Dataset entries
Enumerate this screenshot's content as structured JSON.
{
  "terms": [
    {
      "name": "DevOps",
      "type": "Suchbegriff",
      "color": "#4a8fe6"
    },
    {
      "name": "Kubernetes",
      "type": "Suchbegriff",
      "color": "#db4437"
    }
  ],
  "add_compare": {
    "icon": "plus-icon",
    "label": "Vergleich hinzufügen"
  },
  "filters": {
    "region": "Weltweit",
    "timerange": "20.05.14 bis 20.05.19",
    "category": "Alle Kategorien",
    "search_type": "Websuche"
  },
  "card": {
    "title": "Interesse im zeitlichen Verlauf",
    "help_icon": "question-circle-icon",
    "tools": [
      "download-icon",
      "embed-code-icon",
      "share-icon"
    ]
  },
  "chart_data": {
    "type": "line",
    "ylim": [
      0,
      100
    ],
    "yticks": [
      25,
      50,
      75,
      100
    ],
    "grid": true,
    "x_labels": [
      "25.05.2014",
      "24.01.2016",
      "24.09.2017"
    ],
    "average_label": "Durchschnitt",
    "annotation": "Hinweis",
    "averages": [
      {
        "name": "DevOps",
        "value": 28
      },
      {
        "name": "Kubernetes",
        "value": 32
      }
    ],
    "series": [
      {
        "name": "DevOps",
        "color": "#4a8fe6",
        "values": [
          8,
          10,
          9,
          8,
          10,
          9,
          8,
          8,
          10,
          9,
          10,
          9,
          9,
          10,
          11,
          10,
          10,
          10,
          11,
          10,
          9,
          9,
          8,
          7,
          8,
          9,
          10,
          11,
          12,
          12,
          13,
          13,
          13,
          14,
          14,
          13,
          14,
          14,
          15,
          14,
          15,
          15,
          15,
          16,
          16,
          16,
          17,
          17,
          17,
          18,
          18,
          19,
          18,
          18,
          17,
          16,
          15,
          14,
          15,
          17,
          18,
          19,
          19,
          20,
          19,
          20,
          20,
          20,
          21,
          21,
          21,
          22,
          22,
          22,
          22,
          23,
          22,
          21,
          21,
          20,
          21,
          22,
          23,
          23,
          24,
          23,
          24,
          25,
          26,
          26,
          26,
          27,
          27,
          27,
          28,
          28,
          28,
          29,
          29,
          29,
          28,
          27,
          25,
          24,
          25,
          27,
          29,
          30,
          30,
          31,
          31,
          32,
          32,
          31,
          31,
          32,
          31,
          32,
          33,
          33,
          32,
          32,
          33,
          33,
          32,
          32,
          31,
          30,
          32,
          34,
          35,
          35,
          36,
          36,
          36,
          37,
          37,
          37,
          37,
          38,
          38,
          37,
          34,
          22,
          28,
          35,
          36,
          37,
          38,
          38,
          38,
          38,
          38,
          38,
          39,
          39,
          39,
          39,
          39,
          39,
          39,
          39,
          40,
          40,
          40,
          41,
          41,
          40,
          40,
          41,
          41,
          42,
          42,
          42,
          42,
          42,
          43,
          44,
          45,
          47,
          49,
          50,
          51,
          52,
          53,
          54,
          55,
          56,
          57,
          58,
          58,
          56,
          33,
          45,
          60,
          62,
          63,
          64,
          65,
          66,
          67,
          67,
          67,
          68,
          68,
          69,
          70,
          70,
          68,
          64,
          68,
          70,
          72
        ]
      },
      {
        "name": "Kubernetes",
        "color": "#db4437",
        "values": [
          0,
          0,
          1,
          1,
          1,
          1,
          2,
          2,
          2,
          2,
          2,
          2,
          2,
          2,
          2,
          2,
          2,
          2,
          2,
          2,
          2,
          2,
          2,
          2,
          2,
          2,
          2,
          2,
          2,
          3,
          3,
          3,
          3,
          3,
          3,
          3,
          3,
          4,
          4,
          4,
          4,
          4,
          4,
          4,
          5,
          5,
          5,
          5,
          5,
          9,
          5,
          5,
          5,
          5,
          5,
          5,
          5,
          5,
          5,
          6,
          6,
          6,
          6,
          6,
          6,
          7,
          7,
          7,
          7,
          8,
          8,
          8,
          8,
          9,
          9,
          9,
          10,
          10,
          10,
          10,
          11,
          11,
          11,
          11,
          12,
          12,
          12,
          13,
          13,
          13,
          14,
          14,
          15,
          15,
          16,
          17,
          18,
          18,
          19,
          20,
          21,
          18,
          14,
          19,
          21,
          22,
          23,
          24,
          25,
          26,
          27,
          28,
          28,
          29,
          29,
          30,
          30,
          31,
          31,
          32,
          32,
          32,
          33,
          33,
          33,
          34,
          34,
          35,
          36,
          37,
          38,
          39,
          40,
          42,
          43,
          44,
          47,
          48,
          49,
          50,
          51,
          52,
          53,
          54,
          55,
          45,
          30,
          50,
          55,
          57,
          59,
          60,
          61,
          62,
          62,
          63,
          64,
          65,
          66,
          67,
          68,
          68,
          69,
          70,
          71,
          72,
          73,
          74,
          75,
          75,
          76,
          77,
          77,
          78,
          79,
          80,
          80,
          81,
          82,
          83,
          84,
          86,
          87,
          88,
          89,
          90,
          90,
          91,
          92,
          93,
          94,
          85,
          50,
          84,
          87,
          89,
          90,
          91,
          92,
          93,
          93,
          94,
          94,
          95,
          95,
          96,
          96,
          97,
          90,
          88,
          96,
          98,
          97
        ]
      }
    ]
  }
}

REQUEST
Using the material above, count the lines containing the word "color". Reply with the number alone.

EXERCISE RESULT
4